REQUIRED TASK
Reproduce the "Live Free or Die Hard" movie review starting with "Special to The" and going on through "the wrong movie.", putting "minivan" in place of "SUV".

DOCUMENT PASSAGE
======
Originally published June 26, 2007 at 12:00 AM | Page modified June 27, 2007 at 9:50 AM
Movie review
"Die Hard" franchise is alive and well
If you find yourself wondering how a diminutive young woman and a broken-boned 52-year-old man have come to be bashing each others' brains...
Special to The Seattle Times
Opens late tonight
"Live Free or Die Hard" with Bruce Willis, Justin Long, Timothy Olyphant, Cliff Curtis, Maggie Q, Mary Elizabeth Winstead. Directed by Len Wiseman, from a script by Mark Bomback. 130 minutes. Rated PG-13 for intense sequences of violence and action, language and a brief sexual situation. Several theaters.
If you find yourself wondering how a diminutive young woman and a broken-boned 52-year-old man have come to be bashing each others' brains out while trapped in an SUV that's dangling face downward high up in an elevator shaft at one of the nation's most secure government facilities, you're watching the wrong movie.
======
MATERIAL SUPPLIED

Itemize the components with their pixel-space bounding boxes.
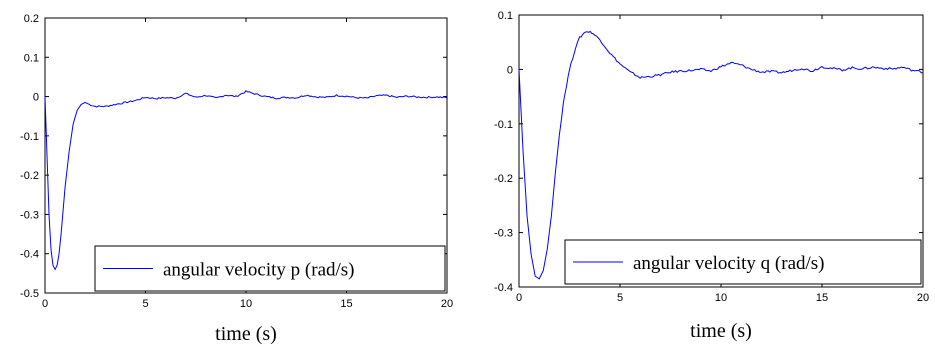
x-axis-label-q: time (s) [690, 320, 752, 342]
y-tick-label: 0 [33, 92, 39, 104]
x-axis-label-p: time (s) [215, 323, 277, 345]
y-tick-label: -0.2 [494, 173, 513, 185]
x-tick-label: 15 [340, 298, 352, 310]
y-tick-label: -0.4 [494, 282, 513, 294]
x-tick-label: 20 [917, 292, 929, 304]
chart-panel-q: -0.4 -0.3 -0.2 -0.1 0 0.1 0 5 10 15 20 angular ve… [494, 10, 929, 342]
x-tick-label: 10 [240, 298, 252, 310]
legend-q: angular velocity q (rad/s) [564, 239, 922, 285]
legend-label-p: angular velocity p (rad/s) [163, 260, 355, 281]
x-tick-label: 10 [715, 292, 727, 304]
y-axis-q: -0.4 -0.3 -0.2 -0.1 0 0.1 [494, 10, 923, 294]
y-tick-label: 0.1 [498, 10, 513, 22]
y-tick-label: -0.3 [20, 209, 39, 221]
y-tick-label: 0.1 [24, 52, 39, 64]
x-tick-label: 20 [441, 298, 453, 310]
series-line-q [518, 30, 924, 280]
y-tick-label: -0.1 [20, 131, 39, 143]
y-tick-label: -0.2 [20, 170, 39, 182]
chart-panel-p: -0.5 -0.4 -0.3 -0.2 -0.1 0 0.1 0.2 0 5 10 15 20 ang… [20, 13, 453, 345]
y-axis-p: -0.5 -0.4 -0.3 -0.2 -0.1 0 0.1 0.2 [20, 13, 447, 300]
x-tick-label: 5 [142, 298, 148, 310]
legend-box-p [94, 245, 446, 292]
y-tick-label: 0 [507, 64, 513, 76]
legend-box-q [564, 239, 922, 285]
y-tick-label: -0.4 [20, 249, 39, 261]
y-tick-label: -0.3 [494, 228, 513, 240]
y-tick-label: 0.2 [24, 13, 39, 25]
legend-label-q: angular velocity q (rad/s) [633, 253, 825, 274]
series-line-p [44, 89, 448, 271]
x-tick-label: 0 [516, 292, 522, 304]
legend-p: angular velocity p (rad/s) [94, 245, 446, 292]
x-tick-label: 5 [617, 292, 623, 304]
x-tick-label: 15 [816, 292, 828, 304]
y-tick-label: -0.1 [494, 119, 513, 131]
x-axis-q: 0 5 10 15 20 [516, 15, 929, 304]
x-tick-label: 0 [42, 298, 48, 310]
y-tick-label: -0.5 [20, 288, 39, 300]
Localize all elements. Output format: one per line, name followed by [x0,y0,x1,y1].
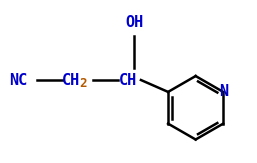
Text: 2: 2 [79,77,87,90]
Text: CH: CH [62,73,80,88]
Text: NC: NC [10,73,28,88]
Text: CH: CH [119,73,137,88]
Text: OH: OH [126,15,144,30]
Text: N: N [219,84,228,99]
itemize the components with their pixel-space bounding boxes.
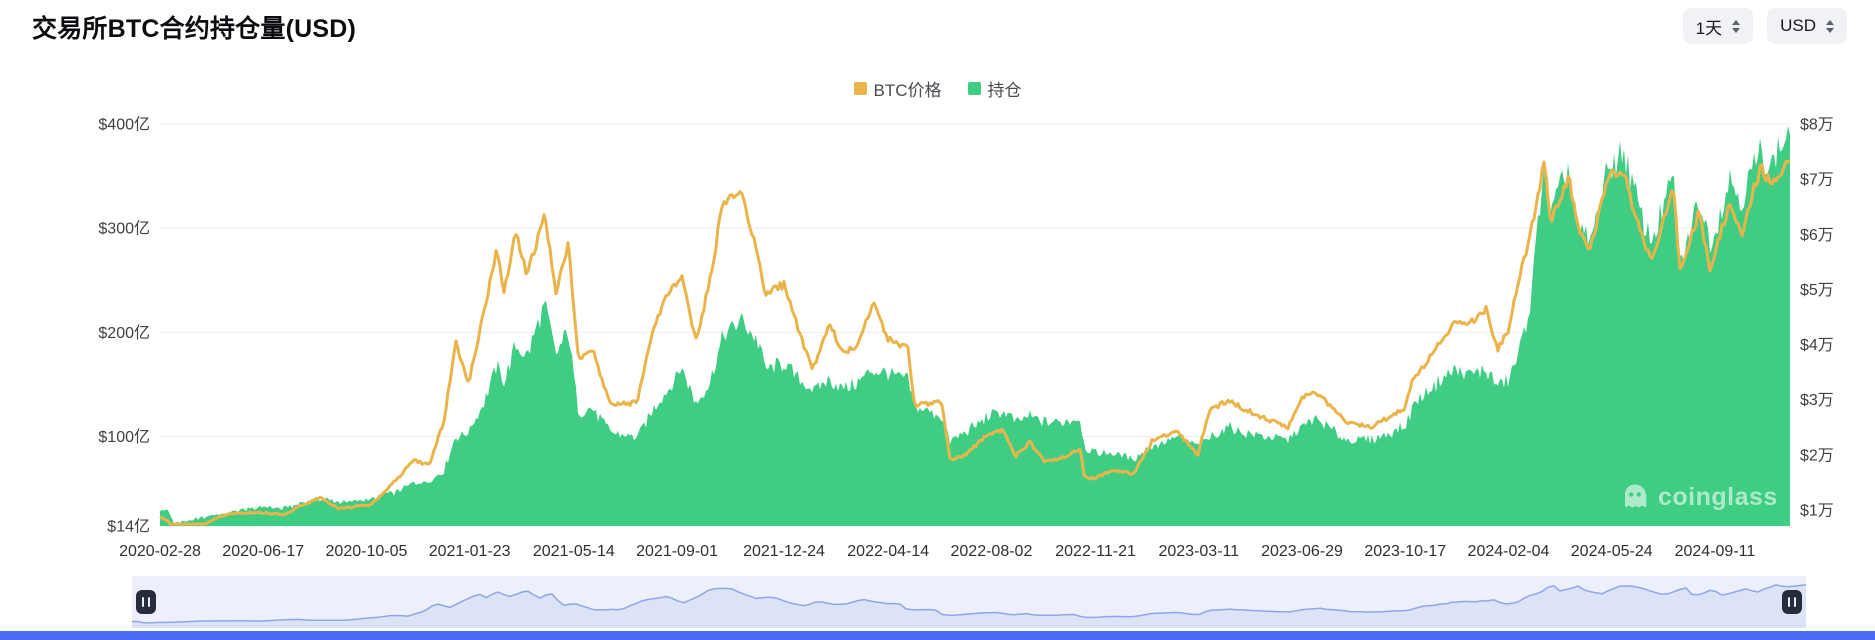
- svg-text:$5万: $5万: [1800, 282, 1834, 299]
- main-chart[interactable]: $400亿 $300亿 $200亿 $100亿 $14亿 $8万 $7万 $6万 $5万 $4万 $…: [0, 0, 1875, 570]
- svg-text:2023-10-17: 2023-10-17: [1364, 543, 1446, 560]
- up-down-arrows-icon: [1826, 19, 1834, 33]
- svg-text:$300亿: $300亿: [98, 220, 150, 238]
- svg-text:2024-09-11: 2024-09-11: [1675, 543, 1756, 560]
- watermark-text: coinglass: [1658, 482, 1778, 511]
- svg-text:2024-02-04: 2024-02-04: [1468, 543, 1550, 560]
- open-interest-swatch-icon: [967, 82, 981, 95]
- navigator-handle-left[interactable]: [136, 590, 156, 614]
- svg-text:2021-09-01: 2021-09-01: [636, 543, 718, 560]
- svg-text:$3万: $3万: [1800, 392, 1834, 409]
- navigator-area: [132, 584, 1806, 628]
- svg-text:2020-06-17: 2020-06-17: [222, 543, 304, 560]
- bottom-bar: [0, 631, 1875, 640]
- legend-label-price: BTC价格: [873, 81, 942, 100]
- svg-text:2021-01-23: 2021-01-23: [429, 543, 511, 560]
- svg-text:2020-02-28: 2020-02-28: [119, 543, 201, 560]
- legend-item-open-interest[interactable]: 持仓: [967, 76, 1022, 101]
- currency-select[interactable]: USD: [1767, 8, 1847, 44]
- svg-text:$200亿: $200亿: [98, 324, 150, 342]
- navigator-line: [132, 583, 1806, 624]
- svg-text:2023-06-29: 2023-06-29: [1261, 543, 1343, 560]
- coinglass-watermark: coinglass: [1620, 482, 1778, 512]
- svg-text:2022-04-14: 2022-04-14: [847, 543, 929, 560]
- interval-value: 1天: [1695, 18, 1723, 38]
- svg-text:$100亿: $100亿: [98, 428, 150, 446]
- svg-text:$2万: $2万: [1800, 447, 1834, 464]
- svg-text:2021-05-14: 2021-05-14: [533, 543, 615, 560]
- price-swatch-icon: [853, 82, 867, 95]
- svg-text:2022-11-21: 2022-11-21: [1055, 543, 1136, 560]
- svg-text:2024-05-24: 2024-05-24: [1571, 543, 1653, 560]
- header-controls: 1天 USD: [1682, 8, 1847, 44]
- btc-price-line: [159, 159, 1791, 526]
- interval-select[interactable]: 1天: [1682, 8, 1754, 44]
- svg-text:$14亿: $14亿: [107, 518, 150, 536]
- currency-value: USD: [1780, 16, 1816, 35]
- svg-text:$7万: $7万: [1800, 172, 1834, 189]
- navigator-handle-right[interactable]: [1782, 590, 1802, 614]
- legend-label-open-interest: 持仓: [987, 81, 1022, 100]
- svg-text:$400亿: $400亿: [98, 116, 150, 134]
- chart-legend: BTC价格 持仓: [0, 76, 1875, 101]
- axis-labels: $400亿 $300亿 $200亿 $100亿 $14亿 $8万 $7万 $6万 $5万 $4万 $…: [98, 116, 1833, 561]
- svg-text:2022-08-02: 2022-08-02: [951, 543, 1033, 560]
- navigator-minichart[interactable]: [132, 576, 1806, 628]
- page-title: 交易所BTC合约持仓量(USD): [32, 15, 357, 43]
- range-navigator[interactable]: [132, 576, 1806, 628]
- open-interest-area: [160, 126, 1790, 526]
- svg-text:$4万: $4万: [1800, 337, 1834, 354]
- svg-text:$8万: $8万: [1800, 117, 1834, 134]
- svg-text:2023-03-11: 2023-03-11: [1158, 543, 1239, 560]
- legend-item-btc-price[interactable]: BTC价格: [853, 76, 942, 101]
- coinglass-logo-icon: [1625, 484, 1647, 508]
- svg-text:$6万: $6万: [1800, 227, 1834, 244]
- svg-text:2020-10-05: 2020-10-05: [326, 543, 408, 560]
- up-down-arrows-icon: [1732, 19, 1741, 33]
- svg-text:$1万: $1万: [1800, 503, 1834, 520]
- svg-text:2021-12-24: 2021-12-24: [743, 543, 825, 560]
- header: 交易所BTC合约持仓量(USD) 1天 USD: [0, 0, 1875, 52]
======
COMPLETED TASK
Special to The Seattle Times
Opens late tonight
"Live Free or Die Hard" with Bruce Willis, Justin Long, Timothy Olyphant, Cliff Curtis, Maggie Q, Mary Elizabeth Winstead. Directed by Len Wiseman, from a script by Mark Bomback. 130 minutes. Rated PG-13 for intense sequences of violence and action, language and a brief sexual situation. Several theaters.
If you find yourself wondering how a diminutive young woman and a broken-boned 52-year-old man have come to be bashing each others' brains out while trapped in an minivan that's dangling face downward high up in an elevator shaft at one of the nation's most secure government facilities, you're watching the wrong movie.